→ TO DO: Can you write out the whole listing exactly?
# INPUT RECORDS start
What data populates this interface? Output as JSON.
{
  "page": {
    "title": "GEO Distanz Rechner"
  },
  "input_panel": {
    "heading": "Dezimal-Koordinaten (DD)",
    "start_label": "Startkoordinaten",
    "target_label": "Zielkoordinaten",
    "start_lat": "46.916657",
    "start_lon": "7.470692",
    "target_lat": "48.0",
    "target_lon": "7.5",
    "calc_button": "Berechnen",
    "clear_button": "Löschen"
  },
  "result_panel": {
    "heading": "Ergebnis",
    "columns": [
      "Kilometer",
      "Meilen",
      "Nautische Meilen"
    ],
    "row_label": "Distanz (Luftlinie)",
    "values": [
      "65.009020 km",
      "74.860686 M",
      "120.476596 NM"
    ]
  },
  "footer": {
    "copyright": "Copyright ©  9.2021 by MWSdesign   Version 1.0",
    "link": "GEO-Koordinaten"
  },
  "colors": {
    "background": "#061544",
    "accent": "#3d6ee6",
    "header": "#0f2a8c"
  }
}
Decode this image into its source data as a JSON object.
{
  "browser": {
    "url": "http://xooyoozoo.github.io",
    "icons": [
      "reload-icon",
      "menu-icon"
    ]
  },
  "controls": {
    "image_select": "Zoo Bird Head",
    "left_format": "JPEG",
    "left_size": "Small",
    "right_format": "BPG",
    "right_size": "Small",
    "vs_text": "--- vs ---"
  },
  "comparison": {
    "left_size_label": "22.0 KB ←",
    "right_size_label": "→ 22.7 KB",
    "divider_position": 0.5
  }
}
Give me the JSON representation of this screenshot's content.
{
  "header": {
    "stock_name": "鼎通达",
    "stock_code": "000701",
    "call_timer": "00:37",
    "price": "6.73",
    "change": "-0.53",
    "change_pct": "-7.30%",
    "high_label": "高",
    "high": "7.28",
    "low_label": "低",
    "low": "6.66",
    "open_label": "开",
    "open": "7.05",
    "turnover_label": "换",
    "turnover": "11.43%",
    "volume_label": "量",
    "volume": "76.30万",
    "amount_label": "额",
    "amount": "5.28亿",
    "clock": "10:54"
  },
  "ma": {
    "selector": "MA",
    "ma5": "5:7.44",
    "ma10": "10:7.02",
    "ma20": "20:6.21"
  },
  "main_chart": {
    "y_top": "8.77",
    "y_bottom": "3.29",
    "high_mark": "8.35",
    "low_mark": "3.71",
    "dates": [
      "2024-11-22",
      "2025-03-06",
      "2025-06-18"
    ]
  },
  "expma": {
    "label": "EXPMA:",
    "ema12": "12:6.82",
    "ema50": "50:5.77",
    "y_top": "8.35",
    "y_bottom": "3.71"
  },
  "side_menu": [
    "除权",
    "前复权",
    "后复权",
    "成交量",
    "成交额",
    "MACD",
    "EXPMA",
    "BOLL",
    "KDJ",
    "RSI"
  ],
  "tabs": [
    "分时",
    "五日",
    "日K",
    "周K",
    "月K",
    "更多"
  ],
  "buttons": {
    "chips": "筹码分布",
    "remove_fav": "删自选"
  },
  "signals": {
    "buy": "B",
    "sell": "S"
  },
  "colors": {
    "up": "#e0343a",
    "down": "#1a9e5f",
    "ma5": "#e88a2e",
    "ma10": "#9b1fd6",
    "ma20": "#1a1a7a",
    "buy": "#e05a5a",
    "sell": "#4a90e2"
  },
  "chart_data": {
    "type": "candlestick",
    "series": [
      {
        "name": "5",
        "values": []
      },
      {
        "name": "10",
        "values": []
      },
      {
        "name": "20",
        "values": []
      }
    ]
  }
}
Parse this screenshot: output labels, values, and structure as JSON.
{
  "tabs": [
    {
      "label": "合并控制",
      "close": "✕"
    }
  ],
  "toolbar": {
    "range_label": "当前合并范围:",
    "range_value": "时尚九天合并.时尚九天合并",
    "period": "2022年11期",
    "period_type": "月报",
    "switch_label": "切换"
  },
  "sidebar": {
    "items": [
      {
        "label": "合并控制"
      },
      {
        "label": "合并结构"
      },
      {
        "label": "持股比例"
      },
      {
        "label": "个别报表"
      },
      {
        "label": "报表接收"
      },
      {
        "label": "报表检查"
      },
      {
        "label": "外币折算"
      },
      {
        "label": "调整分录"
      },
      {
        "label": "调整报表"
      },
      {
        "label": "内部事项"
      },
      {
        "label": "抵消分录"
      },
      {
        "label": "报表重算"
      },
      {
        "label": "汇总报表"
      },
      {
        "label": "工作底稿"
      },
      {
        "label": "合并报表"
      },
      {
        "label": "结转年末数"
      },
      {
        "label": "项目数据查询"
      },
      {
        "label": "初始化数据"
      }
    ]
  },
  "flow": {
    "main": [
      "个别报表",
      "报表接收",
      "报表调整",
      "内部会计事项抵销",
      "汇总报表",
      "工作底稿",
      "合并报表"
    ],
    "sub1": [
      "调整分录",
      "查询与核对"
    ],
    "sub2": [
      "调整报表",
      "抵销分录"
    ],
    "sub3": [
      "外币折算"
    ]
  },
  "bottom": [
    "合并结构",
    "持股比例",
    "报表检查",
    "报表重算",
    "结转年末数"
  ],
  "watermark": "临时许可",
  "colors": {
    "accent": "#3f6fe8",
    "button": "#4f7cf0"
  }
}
# INPUT RECORDS end
→ COMPLETE RESPONSE:
What data populates this interface? Output as JSON.
{
  "page": {
    "title": "GEO Distanz Rechner"
  },
  "input_panel": {
    "heading": "Dezimal-Koordinaten (DD)",
    "start_label": "Startkoordinaten",
    "target_label": "Zielkoordinaten",
    "start_lat": "46.916657",
    "start_lon": "7.470692",
    "target_lat": "48.0",
    "target_lon": "7.5",
    "calc_button": "Berechnen",
    "clear_button": "Löschen"
  },
  "result_panel": {
    "heading": "Ergebnis",
    "columns": [
      "Kilometer",
      "Meilen",
      "Nautische Meilen"
    ],
    "row_label": "Distanz (Luftlinie)",
    "values": [
      "65.009020 km",
      "74.860686 M",
      "120.476596 NM"
    ]
  },
  "footer": {
    "copyright": "Copyright ©  9.2021 by MWSdesign   Version 1.0",
    "link": "GEO-Koordinaten"
  },
  "colors": {
    "background": "#061544",
    "accent": "#3d6ee6",
    "header": "#0f2a8c"
  }
}
Decode this image into its source data as a JSON object.
{
  "browser": {
    "url": "http://xooyoozoo.github.io",
    "icons": [
      "reload-icon",
      "menu-icon"
    ]
  },
  "controls": {
    "image_select": "Zoo Bird Head",
    "left_format": "JPEG",
    "left_size": "Small",
    "right_format": "BPG",
    "right_size": "Small",
    "vs_text": "--- vs ---"
  },
  "comparison": {
    "left_size_label": "22.0 KB ←",
    "right_size_label": "→ 22.7 KB",
    "divider_position": 0.5
  }
}
Give me the JSON representation of this screenshot's content.
{
  "header": {
    "stock_name": "鼎通达",
    "stock_code": "000701",
    "call_timer": "00:37",
    "price": "6.73",
    "change": "-0.53",
    "change_pct": "-7.30%",
    "high_label": "高",
    "high": "7.28",
    "low_label": "低",
    "low": "6.66",
    "open_label": "开",
    "open": "7.05",
    "turnover_label": "换",
    "turnover": "11.43%",
    "volume_label": "量",
    "volume": "76.30万",
    "amount_label": "额",
    "amount": "5.28亿",
    "clock": "10:54"
  },
  "ma": {
    "selector": "MA",
    "ma5": "5:7.44",
    "ma10": "10:7.02",
    "ma20": "20:6.21"
  },
  "main_chart": {
    "y_top": "8.77",
    "y_bottom": "3.29",
    "high_mark": "8.35",
    "low_mark": "3.71",
    "dates": [
      "2024-11-22",
      "2025-03-06",
      "2025-06-18"
    ]
  },
  "expma": {
    "label": "EXPMA:",
    "ema12": "12:6.82",
    "ema50": "50:5.77",
    "y_top": "8.35",
    "y_bottom": "3.71"
  },
  "side_menu": [
    "除权",
    "前复权",
    "后复权",
    "成交量",
    "成交额",
    "MACD",
    "EXPMA",
    "BOLL",
    "KDJ",
    "RSI"
  ],
  "tabs": [
    "分时",
    "五日",
    "日K",
    "周K",
    "月K",
    "更多"
  ],
  "buttons": {
    "chips": "筹码分布",
    "remove_fav": "删自选"
  },
  "signals": {
    "buy": "B",
    "sell": "S"
  },
  "colors": {
    "up": "#e0343a",
    "down": "#1a9e5f",
    "ma5": "#e88a2e",
    "ma10": "#9b1fd6",
    "ma20": "#1a1a7a",
    "buy": "#e05a5a",
    "sell": "#4a90e2"
  },
  "chart_data": {
    "type": "candlestick",
    "series": [
      {
        "name": "5",
        "values": []
      },
      {
        "name": "10",
        "values": []
      },
      {
        "name": "20",
        "values": []
      }
    ]
  }
}
Parse this screenshot: output labels, values, and structure as JSON.
{
  "tabs": [
    {
      "label": "合并控制",
      "close": "✕"
    }
  ],
  "toolbar": {
    "range_label": "当前合并范围:",
    "range_value": "时尚九天合并.时尚九天合并",
    "period": "2022年11期",
    "period_type": "月报",
    "switch_label": "切换"
  },
  "sidebar": {
    "items": [
      {
        "label": "合并控制"
      },
      {
        "label": "合并结构"
      },
      {
        "label": "持股比例"
      },
      {
        "label": "个别报表"
      },
      {
        "label": "报表接收"
      },
      {
        "label": "报表检查"
      },
      {
        "label": "外币折算"
      },
      {
        "label": "调整分录"
      },
      {
        "label": "调整报表"
      },
      {
        "label": "内部事项"
      },
      {
        "label": "抵消分录"
      },
      {
        "label": "报表重算"
      },
      {
        "label": "汇总报表"
      },
      {
        "label": "工作底稿"
      },
      {
        "label": "合并报表"
      },
      {
        "label": "结转年末数"
      },
      {
        "label": "项目数据查询"
      },
      {
        "label": "初始化数据"
      }
    ]
  },
  "flow": {
    "main": [
      "个别报表",
      "报表接收",
      "报表调整",
      "内部会计事项抵销",
      "汇总报表",
      "工作底稿",
      "合并报表"
    ],
    "sub1": [
      "调整分录",
      "查询与核对"
    ],
    "sub2": [
      "调整报表",
      "抵销分录"
    ],
    "sub3": [
      "外币折算"
    ]
  },
  "bottom": [
    "合并结构",
    "持股比例",
    "报表检查",
    "报表重算",
    "结转年末数"
  ],
  "watermark": "临时许可",
  "colors": {
    "accent": "#3f6fe8",
    "button": "#4f7cf0"
  }
}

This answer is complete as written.